(Figure data in JSON)
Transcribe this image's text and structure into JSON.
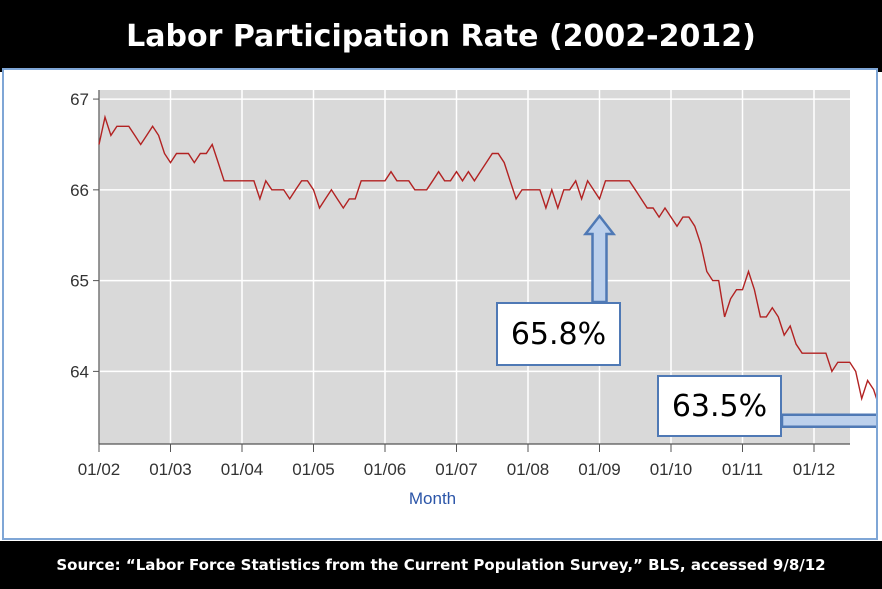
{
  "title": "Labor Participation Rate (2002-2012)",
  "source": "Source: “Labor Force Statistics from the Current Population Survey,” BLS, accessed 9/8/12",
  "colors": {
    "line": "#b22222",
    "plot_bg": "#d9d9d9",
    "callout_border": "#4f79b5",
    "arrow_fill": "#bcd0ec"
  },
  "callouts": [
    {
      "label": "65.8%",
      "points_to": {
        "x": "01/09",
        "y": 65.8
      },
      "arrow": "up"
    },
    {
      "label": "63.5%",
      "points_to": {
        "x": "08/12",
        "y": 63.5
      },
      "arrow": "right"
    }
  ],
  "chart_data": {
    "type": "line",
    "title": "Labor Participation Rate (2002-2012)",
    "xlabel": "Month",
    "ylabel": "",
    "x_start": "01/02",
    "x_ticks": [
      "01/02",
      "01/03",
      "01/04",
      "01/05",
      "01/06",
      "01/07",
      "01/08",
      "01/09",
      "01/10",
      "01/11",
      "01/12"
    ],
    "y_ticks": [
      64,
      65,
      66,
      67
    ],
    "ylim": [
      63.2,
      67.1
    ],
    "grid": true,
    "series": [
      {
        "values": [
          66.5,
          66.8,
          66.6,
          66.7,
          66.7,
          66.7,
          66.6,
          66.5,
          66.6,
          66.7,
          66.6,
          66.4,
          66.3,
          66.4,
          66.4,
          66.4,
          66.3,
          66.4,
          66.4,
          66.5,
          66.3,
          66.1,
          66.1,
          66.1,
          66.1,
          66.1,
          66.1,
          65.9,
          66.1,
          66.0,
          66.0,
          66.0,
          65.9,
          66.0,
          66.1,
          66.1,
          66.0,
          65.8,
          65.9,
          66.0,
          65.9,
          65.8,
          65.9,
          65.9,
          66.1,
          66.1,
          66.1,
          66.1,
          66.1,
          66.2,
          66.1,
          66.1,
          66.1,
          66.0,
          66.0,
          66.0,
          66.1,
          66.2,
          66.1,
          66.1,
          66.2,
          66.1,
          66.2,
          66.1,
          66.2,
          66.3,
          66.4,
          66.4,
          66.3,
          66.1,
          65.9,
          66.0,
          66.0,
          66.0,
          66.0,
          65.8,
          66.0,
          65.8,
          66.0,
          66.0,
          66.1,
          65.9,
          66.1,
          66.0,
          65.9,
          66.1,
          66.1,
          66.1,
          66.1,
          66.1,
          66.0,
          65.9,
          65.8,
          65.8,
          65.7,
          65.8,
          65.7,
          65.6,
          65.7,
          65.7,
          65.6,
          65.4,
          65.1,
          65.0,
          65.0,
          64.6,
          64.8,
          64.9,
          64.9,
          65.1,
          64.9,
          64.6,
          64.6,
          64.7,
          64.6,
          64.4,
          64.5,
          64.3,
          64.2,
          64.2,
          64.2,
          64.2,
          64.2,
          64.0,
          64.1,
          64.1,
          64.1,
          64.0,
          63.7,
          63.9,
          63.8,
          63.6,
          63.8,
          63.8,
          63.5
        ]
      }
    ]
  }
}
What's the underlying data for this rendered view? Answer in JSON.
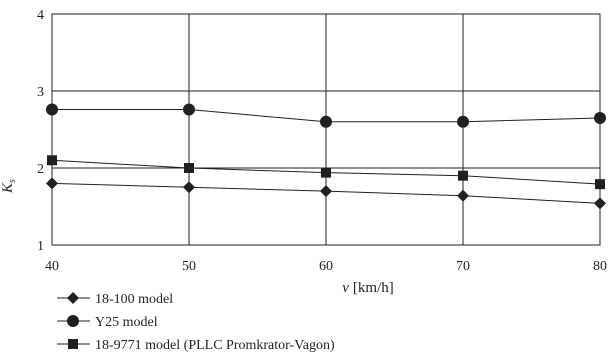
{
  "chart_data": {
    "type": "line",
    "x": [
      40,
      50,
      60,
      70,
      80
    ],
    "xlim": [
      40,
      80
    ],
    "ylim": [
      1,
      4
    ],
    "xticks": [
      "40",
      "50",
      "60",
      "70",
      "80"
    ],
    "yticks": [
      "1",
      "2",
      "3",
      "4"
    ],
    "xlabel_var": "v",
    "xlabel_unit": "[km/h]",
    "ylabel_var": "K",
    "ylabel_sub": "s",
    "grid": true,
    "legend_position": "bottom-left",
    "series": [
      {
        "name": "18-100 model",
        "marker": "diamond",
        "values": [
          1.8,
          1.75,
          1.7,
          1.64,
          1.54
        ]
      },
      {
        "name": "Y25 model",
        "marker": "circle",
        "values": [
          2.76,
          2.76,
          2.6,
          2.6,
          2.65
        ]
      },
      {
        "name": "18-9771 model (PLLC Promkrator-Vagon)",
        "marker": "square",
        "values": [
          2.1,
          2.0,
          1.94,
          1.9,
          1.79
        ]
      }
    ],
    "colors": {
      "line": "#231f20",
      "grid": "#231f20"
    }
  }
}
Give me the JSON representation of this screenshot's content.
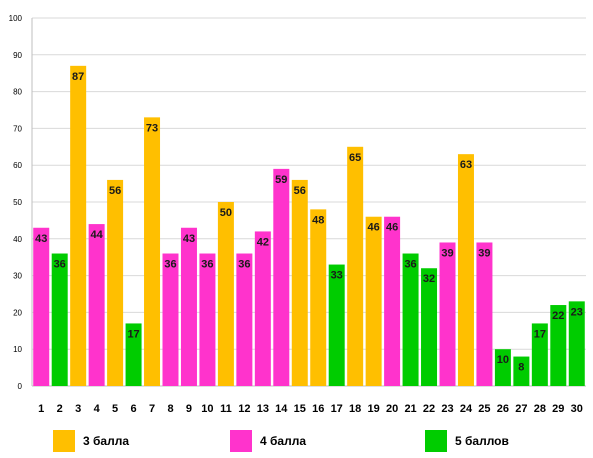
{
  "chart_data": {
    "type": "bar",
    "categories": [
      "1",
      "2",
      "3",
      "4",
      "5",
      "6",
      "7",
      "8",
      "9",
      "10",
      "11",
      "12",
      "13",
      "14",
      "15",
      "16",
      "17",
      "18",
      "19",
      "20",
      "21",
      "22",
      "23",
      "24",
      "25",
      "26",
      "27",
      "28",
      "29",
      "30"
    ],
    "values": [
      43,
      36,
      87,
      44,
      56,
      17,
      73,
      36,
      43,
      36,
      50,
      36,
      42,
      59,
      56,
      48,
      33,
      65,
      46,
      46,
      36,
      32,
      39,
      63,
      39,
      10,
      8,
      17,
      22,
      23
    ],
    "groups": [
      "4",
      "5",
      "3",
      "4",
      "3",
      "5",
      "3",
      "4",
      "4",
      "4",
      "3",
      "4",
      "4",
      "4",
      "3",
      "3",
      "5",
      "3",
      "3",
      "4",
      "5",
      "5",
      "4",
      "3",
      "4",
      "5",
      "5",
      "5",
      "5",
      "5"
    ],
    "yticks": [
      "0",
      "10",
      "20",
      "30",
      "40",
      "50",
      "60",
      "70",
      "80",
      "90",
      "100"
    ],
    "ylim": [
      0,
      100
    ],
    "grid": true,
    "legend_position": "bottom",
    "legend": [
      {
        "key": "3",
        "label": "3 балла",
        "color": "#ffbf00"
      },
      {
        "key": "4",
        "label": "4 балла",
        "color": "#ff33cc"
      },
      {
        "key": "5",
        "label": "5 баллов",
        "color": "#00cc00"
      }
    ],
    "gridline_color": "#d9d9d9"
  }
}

* Stated goal *
Without the pictures, transcribe the listing above exactly.

* Result for this task *
Transcribe this image's text and structure into JSON.
{
  "title": "Labor Participation Rate (2002-2012)",
  "source": "Source: “Labor Force Statistics from the Current Population Survey,” BLS, accessed 9/8/12",
  "colors": {
    "line": "#b22222",
    "plot_bg": "#d9d9d9",
    "callout_border": "#4f79b5",
    "arrow_fill": "#bcd0ec"
  },
  "callouts": [
    {
      "label": "65.8%",
      "points_to": {
        "x": "01/09",
        "y": 65.8
      },
      "arrow": "up"
    },
    {
      "label": "63.5%",
      "points_to": {
        "x": "08/12",
        "y": 63.5
      },
      "arrow": "right"
    }
  ],
  "chart_data": {
    "type": "line",
    "title": "Labor Participation Rate (2002-2012)",
    "xlabel": "Month",
    "ylabel": "",
    "x_start": "01/02",
    "x_ticks": [
      "01/02",
      "01/03",
      "01/04",
      "01/05",
      "01/06",
      "01/07",
      "01/08",
      "01/09",
      "01/10",
      "01/11",
      "01/12"
    ],
    "y_ticks": [
      64,
      65,
      66,
      67
    ],
    "ylim": [
      63.2,
      67.1
    ],
    "grid": true,
    "series": [
      {
        "values": [
          66.5,
          66.8,
          66.6,
          66.7,
          66.7,
          66.7,
          66.6,
          66.5,
          66.6,
          66.7,
          66.6,
          66.4,
          66.3,
          66.4,
          66.4,
          66.4,
          66.3,
          66.4,
          66.4,
          66.5,
          66.3,
          66.1,
          66.1,
          66.1,
          66.1,
          66.1,
          66.1,
          65.9,
          66.1,
          66.0,
          66.0,
          66.0,
          65.9,
          66.0,
          66.1,
          66.1,
          66.0,
          65.8,
          65.9,
          66.0,
          65.9,
          65.8,
          65.9,
          65.9,
          66.1,
          66.1,
          66.1,
          66.1,
          66.1,
          66.2,
          66.1,
          66.1,
          66.1,
          66.0,
          66.0,
          66.0,
          66.1,
          66.2,
          66.1,
          66.1,
          66.2,
          66.1,
          66.2,
          66.1,
          66.2,
          66.3,
          66.4,
          66.4,
          66.3,
          66.1,
          65.9,
          66.0,
          66.0,
          66.0,
          66.0,
          65.8,
          66.0,
          65.8,
          66.0,
          66.0,
          66.1,
          65.9,
          66.1,
          66.0,
          65.9,
          66.1,
          66.1,
          66.1,
          66.1,
          66.1,
          66.0,
          65.9,
          65.8,
          65.8,
          65.7,
          65.8,
          65.7,
          65.6,
          65.7,
          65.7,
          65.6,
          65.4,
          65.1,
          65.0,
          65.0,
          64.6,
          64.8,
          64.9,
          64.9,
          65.1,
          64.9,
          64.6,
          64.6,
          64.7,
          64.6,
          64.4,
          64.5,
          64.3,
          64.2,
          64.2,
          64.2,
          64.2,
          64.2,
          64.0,
          64.1,
          64.1,
          64.1,
          64.0,
          63.7,
          63.9,
          63.8,
          63.6,
          63.8,
          63.8,
          63.5
        ]
      }
    ]
  }
}
What's the underlying data for this rendered view? Answer in JSON.
{
  "chart_data": {
    "type": "line",
    "x": [
      40,
      50,
      60,
      70,
      80
    ],
    "xlim": [
      40,
      80
    ],
    "ylim": [
      1,
      4
    ],
    "xticks": [
      "40",
      "50",
      "60",
      "70",
      "80"
    ],
    "yticks": [
      "1",
      "2",
      "3",
      "4"
    ],
    "xlabel_var": "v",
    "xlabel_unit": "[km/h]",
    "ylabel_var": "K",
    "ylabel_sub": "s",
    "grid": true,
    "legend_position": "bottom-left",
    "series": [
      {
        "name": "18-100 model",
        "marker": "diamond",
        "values": [
          1.8,
          1.75,
          1.7,
          1.64,
          1.54
        ]
      },
      {
        "name": "Y25 model",
        "marker": "circle",
        "values": [
          2.76,
          2.76,
          2.6,
          2.6,
          2.65
        ]
      },
      {
        "name": "18-9771 model (PLLC Promkrator-Vagon)",
        "marker": "square",
        "values": [
          2.1,
          2.0,
          1.94,
          1.9,
          1.79
        ]
      }
    ],
    "colors": {
      "line": "#231f20",
      "grid": "#231f20"
    }
  }
}
Give me the JSON representation of this screenshot's content.
{
  "chart_data": {
    "type": "bar",
    "categories": [
      "1",
      "2",
      "3",
      "4",
      "5",
      "6",
      "7",
      "8",
      "9",
      "10",
      "11",
      "12",
      "13",
      "14",
      "15",
      "16",
      "17",
      "18",
      "19",
      "20",
      "21",
      "22",
      "23",
      "24",
      "25",
      "26",
      "27",
      "28",
      "29",
      "30"
    ],
    "values": [
      43,
      36,
      87,
      44,
      56,
      17,
      73,
      36,
      43,
      36,
      50,
      36,
      42,
      59,
      56,
      48,
      33,
      65,
      46,
      46,
      36,
      32,
      39,
      63,
      39,
      10,
      8,
      17,
      22,
      23
    ],
    "groups": [
      "4",
      "5",
      "3",
      "4",
      "3",
      "5",
      "3",
      "4",
      "4",
      "4",
      "3",
      "4",
      "4",
      "4",
      "3",
      "3",
      "5",
      "3",
      "3",
      "4",
      "5",
      "5",
      "4",
      "3",
      "4",
      "5",
      "5",
      "5",
      "5",
      "5"
    ],
    "yticks": [
      "0",
      "10",
      "20",
      "30",
      "40",
      "50",
      "60",
      "70",
      "80",
      "90",
      "100"
    ],
    "ylim": [
      0,
      100
    ],
    "grid": true,
    "legend_position": "bottom",
    "legend": [
      {
        "key": "3",
        "label": "3 балла",
        "color": "#ffbf00"
      },
      {
        "key": "4",
        "label": "4 балла",
        "color": "#ff33cc"
      },
      {
        "key": "5",
        "label": "5 баллов",
        "color": "#00cc00"
      }
    ],
    "gridline_color": "#d9d9d9"
  }
}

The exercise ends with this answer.